[Records from a collection]
--- BEGIN ---
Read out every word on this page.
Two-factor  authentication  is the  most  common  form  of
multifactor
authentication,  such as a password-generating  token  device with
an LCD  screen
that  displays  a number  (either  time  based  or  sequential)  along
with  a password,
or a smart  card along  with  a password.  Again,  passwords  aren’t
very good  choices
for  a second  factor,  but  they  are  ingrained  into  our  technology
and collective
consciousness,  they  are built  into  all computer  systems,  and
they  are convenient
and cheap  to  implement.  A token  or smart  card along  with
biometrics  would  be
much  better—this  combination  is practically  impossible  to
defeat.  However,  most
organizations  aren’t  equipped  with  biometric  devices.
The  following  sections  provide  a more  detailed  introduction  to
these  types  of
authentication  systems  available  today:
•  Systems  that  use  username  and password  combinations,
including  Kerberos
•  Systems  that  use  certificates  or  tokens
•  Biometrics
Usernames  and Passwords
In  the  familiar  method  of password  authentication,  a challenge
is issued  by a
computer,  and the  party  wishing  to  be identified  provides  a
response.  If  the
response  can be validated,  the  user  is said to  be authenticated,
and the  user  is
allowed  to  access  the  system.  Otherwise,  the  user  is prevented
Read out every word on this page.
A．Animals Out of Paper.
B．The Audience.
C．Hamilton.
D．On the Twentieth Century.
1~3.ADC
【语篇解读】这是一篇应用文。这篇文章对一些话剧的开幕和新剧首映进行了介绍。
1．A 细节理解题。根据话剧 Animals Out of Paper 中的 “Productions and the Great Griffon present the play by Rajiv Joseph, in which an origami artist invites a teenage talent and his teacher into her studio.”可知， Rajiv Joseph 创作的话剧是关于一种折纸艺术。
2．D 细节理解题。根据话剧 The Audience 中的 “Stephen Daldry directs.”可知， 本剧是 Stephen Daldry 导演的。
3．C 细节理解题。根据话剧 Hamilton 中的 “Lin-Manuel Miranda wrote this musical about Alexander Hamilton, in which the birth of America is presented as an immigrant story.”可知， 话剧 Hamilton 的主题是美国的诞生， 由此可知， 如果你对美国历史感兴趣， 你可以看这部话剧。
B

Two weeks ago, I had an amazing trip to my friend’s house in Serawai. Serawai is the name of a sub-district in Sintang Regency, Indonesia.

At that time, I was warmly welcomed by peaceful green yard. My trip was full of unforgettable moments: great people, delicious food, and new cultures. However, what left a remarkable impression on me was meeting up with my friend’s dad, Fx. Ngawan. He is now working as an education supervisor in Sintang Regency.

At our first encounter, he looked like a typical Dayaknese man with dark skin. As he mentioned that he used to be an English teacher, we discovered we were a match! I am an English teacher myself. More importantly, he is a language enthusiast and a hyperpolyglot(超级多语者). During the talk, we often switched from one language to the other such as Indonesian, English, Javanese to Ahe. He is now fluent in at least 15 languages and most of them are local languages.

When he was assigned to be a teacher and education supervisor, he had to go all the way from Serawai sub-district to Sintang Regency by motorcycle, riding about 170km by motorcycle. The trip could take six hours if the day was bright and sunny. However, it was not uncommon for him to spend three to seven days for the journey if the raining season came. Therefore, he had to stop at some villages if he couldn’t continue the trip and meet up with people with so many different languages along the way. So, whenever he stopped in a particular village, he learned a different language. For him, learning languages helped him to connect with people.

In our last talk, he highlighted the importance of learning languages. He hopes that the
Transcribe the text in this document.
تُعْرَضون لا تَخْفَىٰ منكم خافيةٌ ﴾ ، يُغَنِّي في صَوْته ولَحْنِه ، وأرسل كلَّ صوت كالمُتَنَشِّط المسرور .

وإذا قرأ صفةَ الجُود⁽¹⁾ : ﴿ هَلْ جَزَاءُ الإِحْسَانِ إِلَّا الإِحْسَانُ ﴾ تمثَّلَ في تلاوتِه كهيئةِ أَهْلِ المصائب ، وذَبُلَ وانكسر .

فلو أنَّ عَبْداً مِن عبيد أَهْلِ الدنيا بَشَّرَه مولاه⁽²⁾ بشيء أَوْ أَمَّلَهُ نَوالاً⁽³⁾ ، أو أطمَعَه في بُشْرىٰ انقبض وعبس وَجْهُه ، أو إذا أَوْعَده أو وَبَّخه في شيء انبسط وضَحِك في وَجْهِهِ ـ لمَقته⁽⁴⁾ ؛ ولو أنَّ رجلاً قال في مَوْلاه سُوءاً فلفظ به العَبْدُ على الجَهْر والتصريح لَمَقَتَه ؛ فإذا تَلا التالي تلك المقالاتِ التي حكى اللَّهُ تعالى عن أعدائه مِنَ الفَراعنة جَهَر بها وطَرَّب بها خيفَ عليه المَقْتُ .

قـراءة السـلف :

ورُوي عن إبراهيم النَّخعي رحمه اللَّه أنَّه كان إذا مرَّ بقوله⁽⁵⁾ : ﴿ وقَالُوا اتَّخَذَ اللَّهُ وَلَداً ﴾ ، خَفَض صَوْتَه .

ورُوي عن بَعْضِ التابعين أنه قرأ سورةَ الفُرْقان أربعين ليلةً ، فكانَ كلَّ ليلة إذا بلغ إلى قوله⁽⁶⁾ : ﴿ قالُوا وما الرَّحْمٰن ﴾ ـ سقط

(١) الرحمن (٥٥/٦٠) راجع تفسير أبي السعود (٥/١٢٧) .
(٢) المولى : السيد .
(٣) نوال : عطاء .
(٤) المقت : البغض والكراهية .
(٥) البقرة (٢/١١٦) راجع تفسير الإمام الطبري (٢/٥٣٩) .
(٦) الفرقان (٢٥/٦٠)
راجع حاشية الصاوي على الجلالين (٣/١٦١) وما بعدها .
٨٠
--- END ---
◆ **Objective**:
Restate every record exactly, leaving nothing out.

◆ **Result for this exercise**:
Read out every word on this page.
Two-factor  authentication  is the  most  common  form  of
multifactor
authentication,  such as a password-generating  token  device with
an LCD  screen
that  displays  a number  (either  time  based  or  sequential)  along
with  a password,
or a smart  card along  with  a password.  Again,  passwords  aren’t
very good  choices
for  a second  factor,  but  they  are  ingrained  into  our  technology
and collective
consciousness,  they  are built  into  all computer  systems,  and
they  are convenient
and cheap  to  implement.  A token  or smart  card along  with
biometrics  would  be
much  better—this  combination  is practically  impossible  to
defeat.  However,  most
organizations  aren’t  equipped  with  biometric  devices.
The  following  sections  provide  a more  detailed  introduction  to
these  types  of
authentication  systems  available  today:
•  Systems  that  use  username  and password  combinations,
including  Kerberos
•  Systems  that  use  certificates  or  tokens
•  Biometrics
Usernames  and Passwords
In  the  familiar  method  of password  authentication,  a challenge
is issued  by a
computer,  and the  party  wishing  to  be identified  provides  a
response.  If  the
response  can be validated,  the  user  is said to  be authenticated,
and the  user  is
allowed  to  access  the  system.  Otherwise,  the  user  is prevented
Read out every word on this page.
A．Animals Out of Paper.
B．The Audience.
C．Hamilton.
D．On the Twentieth Century.
1~3.ADC
【语篇解读】这是一篇应用文。这篇文章对一些话剧的开幕和新剧首映进行了介绍。
1．A 细节理解题。根据话剧 Animals Out of Paper 中的 “Productions and the Great Griffon present the play by Rajiv Joseph, in which an origami artist invites a teenage talent and his teacher into her studio.”可知， Rajiv Joseph 创作的话剧是关于一种折纸艺术。
2．D 细节理解题。根据话剧 The Audience 中的 “Stephen Daldry directs.”可知， 本剧是 Stephen Daldry 导演的。
3．C 细节理解题。根据话剧 Hamilton 中的 “Lin-Manuel Miranda wrote this musical about Alexander Hamilton, in which the birth of America is presented as an immigrant story.”可知， 话剧 Hamilton 的主题是美国的诞生， 由此可知， 如果你对美国历史感兴趣， 你可以看这部话剧。
B

Two weeks ago, I had an amazing trip to my friend’s house in Serawai. Serawai is the name of a sub-district in Sintang Regency, Indonesia.

At that time, I was warmly welcomed by peaceful green yard. My trip was full of unforgettable moments: great people, delicious food, and new cultures. However, what left a remarkable impression on me was meeting up with my friend’s dad, Fx. Ngawan. He is now working as an education supervisor in Sintang Regency.

At our first encounter, he looked like a typical Dayaknese man with dark skin. As he mentioned that he used to be an English teacher, we discovered we were a match! I am an English teacher myself. More importantly, he is a language enthusiast and a hyperpolyglot(超级多语者). During the talk, we often switched from one language to the other such as Indonesian, English, Javanese to Ahe. He is now fluent in at least 15 languages and most of them are local languages.

When he was assigned to be a teacher and education supervisor, he had to go all the way from Serawai sub-district to Sintang Regency by motorcycle, riding about 170km by motorcycle. The trip could take six hours if the day was bright and sunny. However, it was not uncommon for him to spend three to seven days for the journey if the raining season came. Therefore, he had to stop at some villages if he couldn’t continue the trip and meet up with people with so many different languages along the way. So, whenever he stopped in a particular village, he learned a different language. For him, learning languages helped him to connect with people.

In our last talk, he highlighted the importance of learning languages. He hopes that the
Transcribe the text in this document.
تُعْرَضون لا تَخْفَىٰ منكم خافيةٌ ﴾ ، يُغَنِّي في صَوْته ولَحْنِه ، وأرسل كلَّ صوت كالمُتَنَشِّط المسرور .

وإذا قرأ صفةَ الجُود⁽¹⁾ : ﴿ هَلْ جَزَاءُ الإِحْسَانِ إِلَّا الإِحْسَانُ ﴾ تمثَّلَ في تلاوتِه كهيئةِ أَهْلِ المصائب ، وذَبُلَ وانكسر .

فلو أنَّ عَبْداً مِن عبيد أَهْلِ الدنيا بَشَّرَه مولاه⁽²⁾ بشيء أَوْ أَمَّلَهُ نَوالاً⁽³⁾ ، أو أطمَعَه في بُشْرىٰ انقبض وعبس وَجْهُه ، أو إذا أَوْعَده أو وَبَّخه في شيء انبسط وضَحِك في وَجْهِهِ ـ لمَقته⁽⁴⁾ ؛ ولو أنَّ رجلاً قال في مَوْلاه سُوءاً فلفظ به العَبْدُ على الجَهْر والتصريح لَمَقَتَه ؛ فإذا تَلا التالي تلك المقالاتِ التي حكى اللَّهُ تعالى عن أعدائه مِنَ الفَراعنة جَهَر بها وطَرَّب بها خيفَ عليه المَقْتُ .

قـراءة السـلف :

ورُوي عن إبراهيم النَّخعي رحمه اللَّه أنَّه كان إذا مرَّ بقوله⁽⁵⁾ : ﴿ وقَالُوا اتَّخَذَ اللَّهُ وَلَداً ﴾ ، خَفَض صَوْتَه .

ورُوي عن بَعْضِ التابعين أنه قرأ سورةَ الفُرْقان أربعين ليلةً ، فكانَ كلَّ ليلة إذا بلغ إلى قوله⁽⁶⁾ : ﴿ قالُوا وما الرَّحْمٰن ﴾ ـ سقط

(١) الرحمن (٥٥/٦٠) راجع تفسير أبي السعود (٥/١٢٧) .
(٢) المولى : السيد .
(٣) نوال : عطاء .
(٤) المقت : البغض والكراهية .
(٥) البقرة (٢/١١٦) راجع تفسير الإمام الطبري (٢/٥٣٩) .
(٦) الفرقان (٢٥/٦٠)
راجع حاشية الصاوي على الجلالين (٣/١٦١) وما بعدها .
٨٠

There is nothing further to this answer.